_Passage_:
Another was the latest 12 months in the USA being the hottest 12 month period on record. No mention of Europe or Asia, though, which just ended brutally cold and bitter winter.. Again, misleading.

Another was the intense rainfall on the East coast from hurricane (or was it tropical storm?) Irene. Mann stated that the intense rain was due in part to global warming, since the Atlantic Ocean was unusually warm when Irene passed over it and collected water vapor to dump on shore as rain. That raised my suspicions, since I have never heard that before; perhaps it is true; I just don’t know.

He also presented a graph to show how superbly well the climate models match the actual temperature trend since Dr. Hansen made his speech to congress in 1988. What he didn’t mention, though, is that the “actual data” has been severely manipulated and approximately half the warming is due to adjustments. His “actual data” also either 1) stopped before the recent leveling off, or 2) showed a warming for the past 12 or so years; I could not read the time-scale on the chart from my seat near the back of the room. Either way, that was (again) very misleading.

_Set of tasks_:
**a)** How many lines in the entries below contain the string "option"? Reply with the number only.
**b)** Continue the passage about the climate talk, picking up right after its last sentence.

_Data records_:
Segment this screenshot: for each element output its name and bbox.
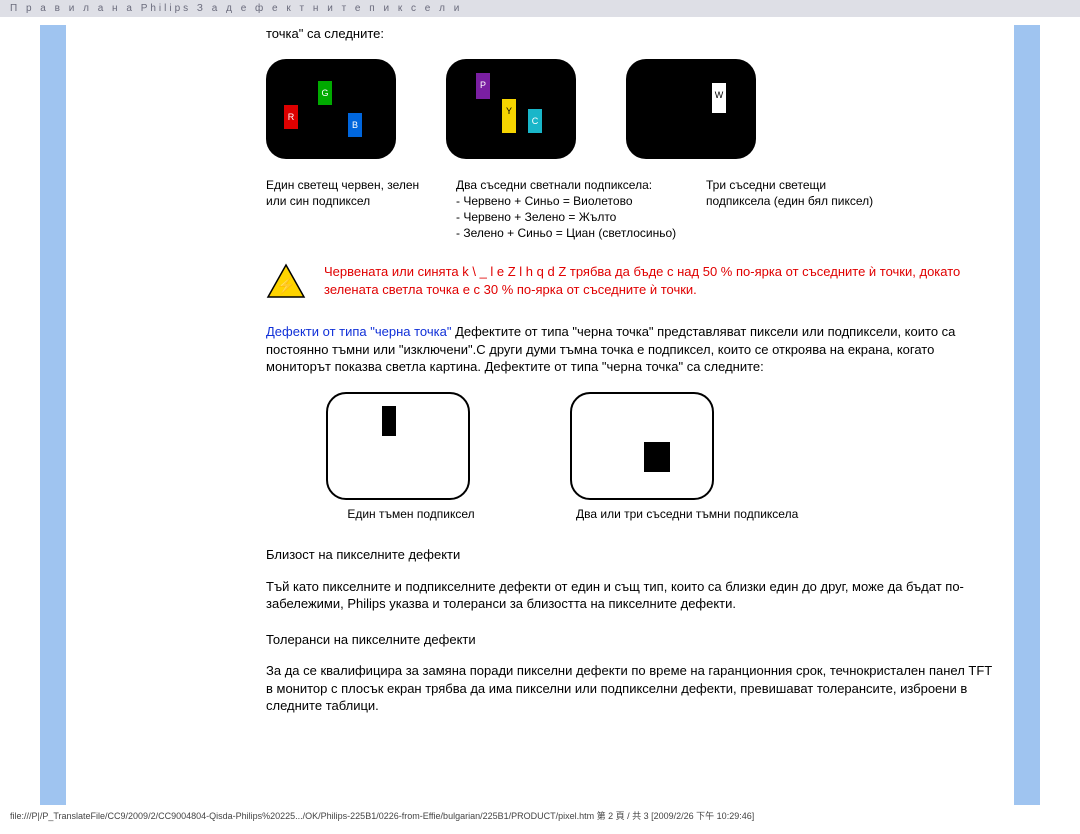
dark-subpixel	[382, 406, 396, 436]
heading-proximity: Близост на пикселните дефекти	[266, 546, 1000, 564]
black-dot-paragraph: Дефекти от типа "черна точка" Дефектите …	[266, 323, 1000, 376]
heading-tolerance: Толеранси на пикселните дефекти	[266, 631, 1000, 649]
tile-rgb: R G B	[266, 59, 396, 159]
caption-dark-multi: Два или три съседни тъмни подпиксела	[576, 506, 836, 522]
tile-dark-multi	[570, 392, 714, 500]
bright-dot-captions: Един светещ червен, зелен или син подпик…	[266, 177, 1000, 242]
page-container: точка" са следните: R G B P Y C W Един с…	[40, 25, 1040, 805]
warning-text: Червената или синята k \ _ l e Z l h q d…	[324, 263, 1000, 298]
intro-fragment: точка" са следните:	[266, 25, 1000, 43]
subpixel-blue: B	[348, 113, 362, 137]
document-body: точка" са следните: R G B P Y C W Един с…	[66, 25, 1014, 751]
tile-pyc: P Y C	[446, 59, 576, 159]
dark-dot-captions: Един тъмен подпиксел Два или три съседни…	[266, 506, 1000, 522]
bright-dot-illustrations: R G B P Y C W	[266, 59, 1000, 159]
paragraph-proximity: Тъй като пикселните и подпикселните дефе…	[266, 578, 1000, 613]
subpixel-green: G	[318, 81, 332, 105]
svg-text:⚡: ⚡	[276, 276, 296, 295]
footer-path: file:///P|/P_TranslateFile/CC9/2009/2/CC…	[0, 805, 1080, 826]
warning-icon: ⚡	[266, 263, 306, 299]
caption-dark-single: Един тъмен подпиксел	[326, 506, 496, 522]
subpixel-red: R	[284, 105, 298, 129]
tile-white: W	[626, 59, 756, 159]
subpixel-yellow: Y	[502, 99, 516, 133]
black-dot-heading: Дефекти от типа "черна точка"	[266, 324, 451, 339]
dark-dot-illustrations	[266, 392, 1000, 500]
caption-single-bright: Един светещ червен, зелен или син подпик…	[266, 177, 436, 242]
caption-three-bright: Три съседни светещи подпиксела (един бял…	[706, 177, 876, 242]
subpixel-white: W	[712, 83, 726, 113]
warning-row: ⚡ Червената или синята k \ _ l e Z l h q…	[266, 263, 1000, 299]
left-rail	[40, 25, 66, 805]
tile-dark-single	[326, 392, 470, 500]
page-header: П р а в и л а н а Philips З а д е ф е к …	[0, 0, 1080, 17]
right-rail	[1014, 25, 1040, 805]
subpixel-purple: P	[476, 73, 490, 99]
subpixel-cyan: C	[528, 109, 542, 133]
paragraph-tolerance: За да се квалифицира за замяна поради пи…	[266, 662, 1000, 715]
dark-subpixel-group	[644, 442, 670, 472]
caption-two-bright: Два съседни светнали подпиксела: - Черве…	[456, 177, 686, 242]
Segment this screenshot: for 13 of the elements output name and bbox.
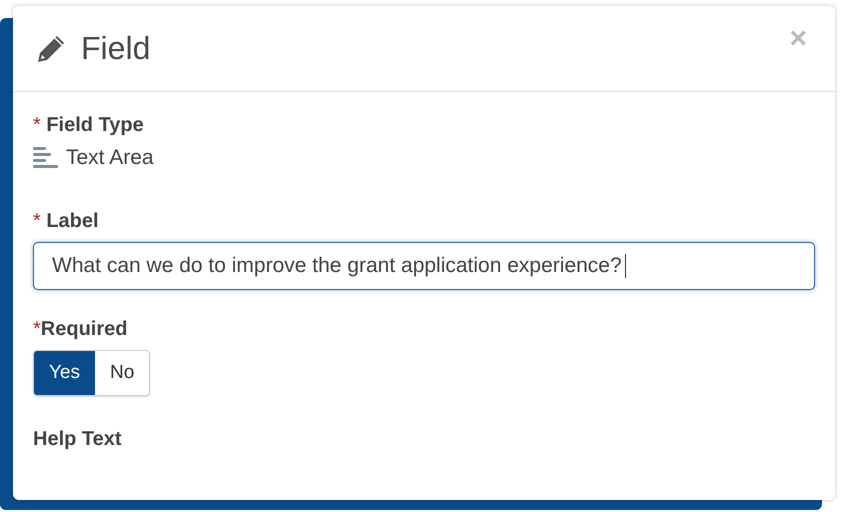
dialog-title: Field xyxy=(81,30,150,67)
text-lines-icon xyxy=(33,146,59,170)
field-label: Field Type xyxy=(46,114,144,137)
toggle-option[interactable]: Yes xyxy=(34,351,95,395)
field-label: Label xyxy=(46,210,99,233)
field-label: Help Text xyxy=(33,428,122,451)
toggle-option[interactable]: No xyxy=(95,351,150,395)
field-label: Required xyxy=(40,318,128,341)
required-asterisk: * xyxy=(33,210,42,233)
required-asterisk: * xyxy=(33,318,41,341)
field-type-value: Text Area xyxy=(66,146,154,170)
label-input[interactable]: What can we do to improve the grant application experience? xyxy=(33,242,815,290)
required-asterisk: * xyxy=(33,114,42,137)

_Task responses_:
**a)** 2

**b)**
Finally, he showed the (is it obligatory?) photo of a polar bear on a tiny ice floe. He spent some time talking about his little daughter and how he wants to leave a good world for her. The polar bear on the ice floe was displayed during this portion of the speech. Again, extremely misleading since polar bears have plenty of ice on which to sit, and their numbers are growing, not declining.

Mann tied in global warming to the water topic, saying the models forecast a much more arid climate for the US southwest. This, of course, will make the existing water shortages in California and other Western states much, much worse. He then confused us all by saying it was not clear if more La Niñas or El Niños would prevail. He noted that global warming creates warmer oceans, which would mean more El Niños, which almost always bring more rain, not less. I must note, here, that the existence of multiple models, as Mann mentioned, is a clear indication that the science is not settled. My words not, not Mann’s, but if a person on a journey had 12 different maps, and took the average of the 12 routes and directions to his destination, one must wonder if he would reach the destination at all.

Thank you to all the commenters above for the kind words on my speech to the AIChE. That speech was a lot of fun, and it was rewarding to have a few college students from California State – Long Beach in attendance. They seemed to not be aware of any of the points I made, and it came as somewhat of a surprise to them.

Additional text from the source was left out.